— Exercise directions —
Pull out every line below containing the word "name".

-- BEGIN Data provided --

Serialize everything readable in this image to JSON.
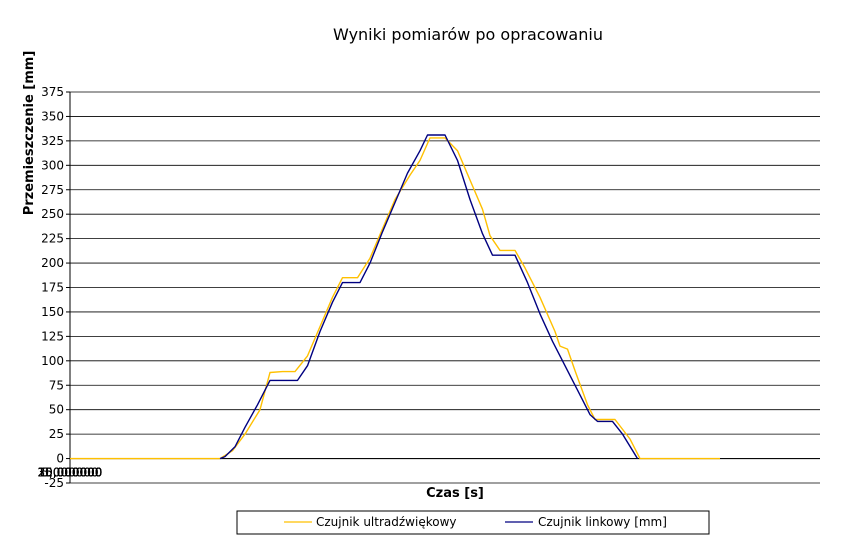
{
  "chart_data": {
    "type": "line",
    "title": "Wyniki pomiarów po opracowaniu",
    "xlabel": "Czas [s]",
    "ylabel": "Przemieszczenie [mm]",
    "xlim": [
      0,
      30000000
    ],
    "ylim": [
      -25,
      375
    ],
    "x_ticks": [
      "0,000000",
      "5,000000",
      "10,000000",
      "15,000000",
      "20,000000",
      "25,000000",
      "30,000000"
    ],
    "y_ticks": [
      "-25",
      "0",
      "25",
      "50",
      "75",
      "100",
      "125",
      "150",
      "175",
      "200",
      "225",
      "250",
      "275",
      "300",
      "325",
      "350",
      "375"
    ],
    "grid": "horizontal",
    "legend_position": "bottom",
    "series": [
      {
        "name": "Czujnik ultradźwiękowy",
        "color": "#FFC000",
        "x": [
          0,
          3000000,
          6000000,
          6500000,
          7000000,
          7600000,
          8000000,
          8500000,
          9000000,
          9500000,
          10000000,
          10500000,
          10900000,
          11500000,
          12000000,
          12500000,
          13000000,
          13600000,
          14000000,
          14400000,
          15000000,
          15500000,
          16000000,
          16500000,
          16800000,
          17200000,
          17800000,
          18200000,
          18800000,
          19400000,
          19600000,
          19900000,
          20200000,
          20700000,
          21000000,
          21800000,
          22400000,
          22800000,
          25000000,
          26000000
        ],
        "values": [
          0,
          0,
          0,
          8,
          25,
          50,
          88,
          89,
          89,
          105,
          135,
          165,
          185,
          185,
          205,
          235,
          265,
          290,
          305,
          328,
          328,
          315,
          285,
          255,
          228,
          213,
          213,
          195,
          165,
          130,
          115,
          112,
          90,
          55,
          40,
          40,
          20,
          0,
          0,
          0
        ]
      },
      {
        "name": "Czujnik linkowy [mm]",
        "color": "#000080",
        "x": [
          6000000,
          6200000,
          6600000,
          7000000,
          7500000,
          8000000,
          8500000,
          9100000,
          9500000,
          10000000,
          10500000,
          10900000,
          11600000,
          12000000,
          12500000,
          13000000,
          13500000,
          14000000,
          14300000,
          15000000,
          15500000,
          16000000,
          16500000,
          16900000,
          17800000,
          18300000,
          18800000,
          19300000,
          19800000,
          20300000,
          20800000,
          21100000,
          21700000,
          22100000,
          22700000
        ],
        "values": [
          0,
          2,
          12,
          32,
          55,
          80,
          80,
          80,
          95,
          130,
          160,
          180,
          180,
          200,
          232,
          262,
          292,
          315,
          331,
          331,
          305,
          265,
          230,
          208,
          208,
          180,
          148,
          120,
          95,
          70,
          45,
          38,
          38,
          25,
          0
        ]
      }
    ]
  }
}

-- END Data provided --

— Exercise answer —
        "name": "Czujnik ultradźwiękowy",
        "name": "Czujnik linkowy [mm]",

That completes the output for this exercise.